* TASK BRIEF *
Read through the entries below and return each line with the word "icon".

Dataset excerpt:
— start —

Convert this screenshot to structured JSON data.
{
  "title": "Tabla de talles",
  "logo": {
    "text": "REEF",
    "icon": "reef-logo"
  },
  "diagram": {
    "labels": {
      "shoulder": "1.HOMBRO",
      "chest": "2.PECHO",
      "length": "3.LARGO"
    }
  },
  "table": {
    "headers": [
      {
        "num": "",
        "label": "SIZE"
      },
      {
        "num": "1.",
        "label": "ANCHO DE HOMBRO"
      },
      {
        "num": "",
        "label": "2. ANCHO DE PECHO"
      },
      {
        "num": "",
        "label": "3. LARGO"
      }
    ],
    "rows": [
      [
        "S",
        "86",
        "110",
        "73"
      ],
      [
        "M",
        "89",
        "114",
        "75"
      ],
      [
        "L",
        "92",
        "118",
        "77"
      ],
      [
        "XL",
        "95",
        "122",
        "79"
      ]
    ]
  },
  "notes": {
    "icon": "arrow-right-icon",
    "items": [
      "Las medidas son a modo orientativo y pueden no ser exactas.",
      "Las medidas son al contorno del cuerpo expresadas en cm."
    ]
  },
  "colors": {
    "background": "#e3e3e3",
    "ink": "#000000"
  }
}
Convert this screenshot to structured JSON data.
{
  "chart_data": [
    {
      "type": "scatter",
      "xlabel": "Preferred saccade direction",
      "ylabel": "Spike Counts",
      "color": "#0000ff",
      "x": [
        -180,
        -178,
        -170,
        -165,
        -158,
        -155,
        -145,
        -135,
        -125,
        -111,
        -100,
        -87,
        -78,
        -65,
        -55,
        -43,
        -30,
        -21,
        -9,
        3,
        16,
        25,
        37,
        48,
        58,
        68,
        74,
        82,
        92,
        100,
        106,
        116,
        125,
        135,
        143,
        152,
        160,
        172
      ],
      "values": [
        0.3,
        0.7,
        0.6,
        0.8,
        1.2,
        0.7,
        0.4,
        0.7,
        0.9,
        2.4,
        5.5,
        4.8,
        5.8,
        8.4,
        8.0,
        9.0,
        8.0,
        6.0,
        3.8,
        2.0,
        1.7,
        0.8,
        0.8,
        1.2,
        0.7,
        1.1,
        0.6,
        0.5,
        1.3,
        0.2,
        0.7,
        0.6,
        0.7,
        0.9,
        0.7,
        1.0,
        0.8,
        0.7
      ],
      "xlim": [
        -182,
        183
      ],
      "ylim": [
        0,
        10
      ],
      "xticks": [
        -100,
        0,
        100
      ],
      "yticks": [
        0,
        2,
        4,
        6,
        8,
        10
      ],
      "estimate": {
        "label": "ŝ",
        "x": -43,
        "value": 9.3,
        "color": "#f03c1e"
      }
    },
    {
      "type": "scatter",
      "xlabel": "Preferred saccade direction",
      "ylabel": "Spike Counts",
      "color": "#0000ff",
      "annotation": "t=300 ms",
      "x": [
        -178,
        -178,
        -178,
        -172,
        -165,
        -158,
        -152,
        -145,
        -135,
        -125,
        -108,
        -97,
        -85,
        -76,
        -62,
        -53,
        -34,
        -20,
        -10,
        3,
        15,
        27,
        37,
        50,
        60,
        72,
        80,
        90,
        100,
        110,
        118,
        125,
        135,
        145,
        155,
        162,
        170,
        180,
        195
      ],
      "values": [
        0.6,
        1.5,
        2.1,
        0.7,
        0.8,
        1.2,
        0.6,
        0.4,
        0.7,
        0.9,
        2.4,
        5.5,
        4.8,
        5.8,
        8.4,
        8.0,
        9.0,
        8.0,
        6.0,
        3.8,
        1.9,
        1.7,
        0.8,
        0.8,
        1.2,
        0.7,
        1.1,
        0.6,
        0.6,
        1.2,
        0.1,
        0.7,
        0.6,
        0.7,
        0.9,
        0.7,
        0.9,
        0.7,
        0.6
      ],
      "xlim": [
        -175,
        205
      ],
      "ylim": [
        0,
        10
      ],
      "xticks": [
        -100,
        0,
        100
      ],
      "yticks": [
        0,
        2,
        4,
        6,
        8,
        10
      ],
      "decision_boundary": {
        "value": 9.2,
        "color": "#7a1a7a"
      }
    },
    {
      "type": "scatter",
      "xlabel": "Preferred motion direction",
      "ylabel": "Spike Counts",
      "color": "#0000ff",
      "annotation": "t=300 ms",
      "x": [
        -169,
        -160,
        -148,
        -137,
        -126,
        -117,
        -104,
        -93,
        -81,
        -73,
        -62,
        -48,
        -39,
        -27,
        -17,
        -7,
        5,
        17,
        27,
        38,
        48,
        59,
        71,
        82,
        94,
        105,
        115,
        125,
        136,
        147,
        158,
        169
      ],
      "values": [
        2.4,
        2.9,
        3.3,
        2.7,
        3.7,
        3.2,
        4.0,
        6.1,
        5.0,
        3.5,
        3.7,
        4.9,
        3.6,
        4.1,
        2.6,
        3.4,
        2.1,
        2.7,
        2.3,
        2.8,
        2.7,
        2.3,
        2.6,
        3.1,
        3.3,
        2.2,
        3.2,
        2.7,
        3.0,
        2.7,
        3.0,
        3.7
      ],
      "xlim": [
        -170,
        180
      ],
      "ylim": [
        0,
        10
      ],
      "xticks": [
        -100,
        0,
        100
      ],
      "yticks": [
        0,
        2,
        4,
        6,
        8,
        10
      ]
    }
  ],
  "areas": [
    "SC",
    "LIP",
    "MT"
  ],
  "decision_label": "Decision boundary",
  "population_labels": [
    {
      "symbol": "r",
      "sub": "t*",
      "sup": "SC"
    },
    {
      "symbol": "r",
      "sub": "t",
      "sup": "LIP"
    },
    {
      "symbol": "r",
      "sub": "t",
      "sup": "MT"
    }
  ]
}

— end —

* ANSWER TO THE TASK *
    "icon": "reef-logo"
    "icon": "arrow-right-icon",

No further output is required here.